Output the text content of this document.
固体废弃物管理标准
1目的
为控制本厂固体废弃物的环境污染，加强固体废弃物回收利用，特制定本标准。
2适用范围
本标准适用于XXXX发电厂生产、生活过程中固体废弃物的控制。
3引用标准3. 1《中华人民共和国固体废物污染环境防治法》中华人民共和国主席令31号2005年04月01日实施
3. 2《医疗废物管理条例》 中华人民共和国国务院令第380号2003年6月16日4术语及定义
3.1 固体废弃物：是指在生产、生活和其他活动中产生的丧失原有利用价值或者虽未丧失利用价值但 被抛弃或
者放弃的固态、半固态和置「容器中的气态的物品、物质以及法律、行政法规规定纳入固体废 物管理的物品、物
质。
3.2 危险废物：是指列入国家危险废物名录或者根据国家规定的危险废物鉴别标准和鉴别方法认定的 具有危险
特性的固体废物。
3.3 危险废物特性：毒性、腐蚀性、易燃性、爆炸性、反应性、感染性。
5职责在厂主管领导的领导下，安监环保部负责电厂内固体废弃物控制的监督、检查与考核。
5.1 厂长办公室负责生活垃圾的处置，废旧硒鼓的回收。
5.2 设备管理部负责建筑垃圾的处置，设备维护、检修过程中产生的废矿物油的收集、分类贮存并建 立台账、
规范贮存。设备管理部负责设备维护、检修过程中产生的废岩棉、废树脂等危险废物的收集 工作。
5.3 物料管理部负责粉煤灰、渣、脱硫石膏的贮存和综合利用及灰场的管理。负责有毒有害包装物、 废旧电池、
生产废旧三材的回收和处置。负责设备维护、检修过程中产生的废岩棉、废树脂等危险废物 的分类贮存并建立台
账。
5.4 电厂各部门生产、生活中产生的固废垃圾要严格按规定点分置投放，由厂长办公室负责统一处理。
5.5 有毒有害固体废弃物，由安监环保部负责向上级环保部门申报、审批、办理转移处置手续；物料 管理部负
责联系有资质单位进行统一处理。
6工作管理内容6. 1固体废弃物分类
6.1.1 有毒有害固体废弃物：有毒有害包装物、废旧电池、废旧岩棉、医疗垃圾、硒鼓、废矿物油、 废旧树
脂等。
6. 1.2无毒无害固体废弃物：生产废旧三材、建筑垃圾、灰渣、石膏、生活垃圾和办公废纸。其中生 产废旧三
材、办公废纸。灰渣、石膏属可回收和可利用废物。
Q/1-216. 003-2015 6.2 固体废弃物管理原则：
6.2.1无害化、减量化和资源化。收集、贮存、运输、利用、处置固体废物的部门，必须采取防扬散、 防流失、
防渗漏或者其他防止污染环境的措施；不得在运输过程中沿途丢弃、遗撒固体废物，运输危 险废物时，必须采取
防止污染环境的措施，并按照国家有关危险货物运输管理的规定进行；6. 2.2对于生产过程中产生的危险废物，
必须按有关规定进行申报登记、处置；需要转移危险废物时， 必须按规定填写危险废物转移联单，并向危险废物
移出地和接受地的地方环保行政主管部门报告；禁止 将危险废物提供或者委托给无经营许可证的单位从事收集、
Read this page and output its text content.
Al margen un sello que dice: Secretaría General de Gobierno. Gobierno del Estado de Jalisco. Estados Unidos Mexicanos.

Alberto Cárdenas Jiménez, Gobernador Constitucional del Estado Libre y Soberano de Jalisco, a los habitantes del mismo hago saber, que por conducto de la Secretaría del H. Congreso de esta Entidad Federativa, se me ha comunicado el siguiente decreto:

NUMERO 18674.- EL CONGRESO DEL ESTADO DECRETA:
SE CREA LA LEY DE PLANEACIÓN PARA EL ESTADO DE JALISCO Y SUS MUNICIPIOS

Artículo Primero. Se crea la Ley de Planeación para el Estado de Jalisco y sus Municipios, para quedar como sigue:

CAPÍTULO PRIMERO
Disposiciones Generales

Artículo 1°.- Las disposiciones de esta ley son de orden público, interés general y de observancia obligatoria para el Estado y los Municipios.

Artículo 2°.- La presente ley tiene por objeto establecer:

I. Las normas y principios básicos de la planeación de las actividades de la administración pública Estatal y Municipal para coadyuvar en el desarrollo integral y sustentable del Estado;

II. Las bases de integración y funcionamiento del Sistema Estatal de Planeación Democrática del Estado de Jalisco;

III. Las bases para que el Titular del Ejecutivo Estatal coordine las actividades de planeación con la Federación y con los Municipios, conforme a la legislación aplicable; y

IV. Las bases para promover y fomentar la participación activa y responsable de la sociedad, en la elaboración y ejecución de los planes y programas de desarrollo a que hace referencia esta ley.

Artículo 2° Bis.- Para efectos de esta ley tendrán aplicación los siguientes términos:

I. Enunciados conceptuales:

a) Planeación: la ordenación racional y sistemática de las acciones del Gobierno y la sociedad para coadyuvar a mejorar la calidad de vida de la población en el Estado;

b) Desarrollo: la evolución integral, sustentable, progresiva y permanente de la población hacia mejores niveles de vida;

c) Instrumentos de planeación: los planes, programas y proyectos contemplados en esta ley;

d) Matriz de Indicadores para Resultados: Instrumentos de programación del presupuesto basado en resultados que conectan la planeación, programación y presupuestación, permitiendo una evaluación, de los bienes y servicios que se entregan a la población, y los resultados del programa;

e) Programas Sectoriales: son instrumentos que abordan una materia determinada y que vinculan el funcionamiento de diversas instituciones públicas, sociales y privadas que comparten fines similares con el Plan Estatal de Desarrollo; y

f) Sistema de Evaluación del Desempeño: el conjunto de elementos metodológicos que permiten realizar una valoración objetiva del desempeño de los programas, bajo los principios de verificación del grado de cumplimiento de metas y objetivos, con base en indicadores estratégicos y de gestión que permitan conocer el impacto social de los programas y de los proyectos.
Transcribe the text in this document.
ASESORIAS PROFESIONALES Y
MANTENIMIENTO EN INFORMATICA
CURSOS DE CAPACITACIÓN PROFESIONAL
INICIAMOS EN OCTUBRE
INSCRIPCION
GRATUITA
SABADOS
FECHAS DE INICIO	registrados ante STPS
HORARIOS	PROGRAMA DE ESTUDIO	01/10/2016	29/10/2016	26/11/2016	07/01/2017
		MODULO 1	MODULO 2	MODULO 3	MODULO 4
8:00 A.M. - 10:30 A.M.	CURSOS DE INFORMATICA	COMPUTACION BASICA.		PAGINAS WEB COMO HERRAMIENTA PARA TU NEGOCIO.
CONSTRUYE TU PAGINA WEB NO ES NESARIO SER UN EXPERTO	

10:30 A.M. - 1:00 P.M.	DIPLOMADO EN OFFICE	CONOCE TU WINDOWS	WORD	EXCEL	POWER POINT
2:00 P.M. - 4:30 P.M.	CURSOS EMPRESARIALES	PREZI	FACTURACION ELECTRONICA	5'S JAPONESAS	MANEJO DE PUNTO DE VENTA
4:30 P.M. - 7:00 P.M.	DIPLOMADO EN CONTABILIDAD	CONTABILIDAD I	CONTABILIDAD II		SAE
--------------------------------
> _EXERCISE GOAL_: Can you quote exactly the lines from the one containing "Transcribe the text in this document." through the last line of the records above, and nothing else?

> _RESULT OF THIS EXERCISE_:
Transcribe the text in this document.
ASESORIAS PROFESIONALES Y
MANTENIMIENTO EN INFORMATICA
CURSOS DE CAPACITACIÓN PROFESIONAL
INICIAMOS EN OCTUBRE
INSCRIPCION
GRATUITA
SABADOS
FECHAS DE INICIO	registrados ante STPS
HORARIOS	PROGRAMA DE ESTUDIO	01/10/2016	29/10/2016	26/11/2016	07/01/2017
		MODULO 1	MODULO 2	MODULO 3	MODULO 4
8:00 A.M. - 10:30 A.M.	CURSOS DE INFORMATICA	COMPUTACION BASICA.		PAGINAS WEB COMO HERRAMIENTA PARA TU NEGOCIO.
CONSTRUYE TU PAGINA WEB NO ES NESARIO SER UN EXPERTO	

10:30 A.M. - 1:00 P.M.	DIPLOMADO EN OFFICE	CONOCE TU WINDOWS	WORD	EXCEL	POWER POINT
2:00 P.M. - 4:30 P.M.	CURSOS EMPRESARIALES	PREZI	FACTURACION ELECTRONICA	5'S JAPONESAS	MANEJO DE PUNTO DE VENTA
4:30 P.M. - 7:00 P.M.	DIPLOMADO EN CONTABILIDAD	CONTABILIDAD I	CONTABILIDAD II		SAE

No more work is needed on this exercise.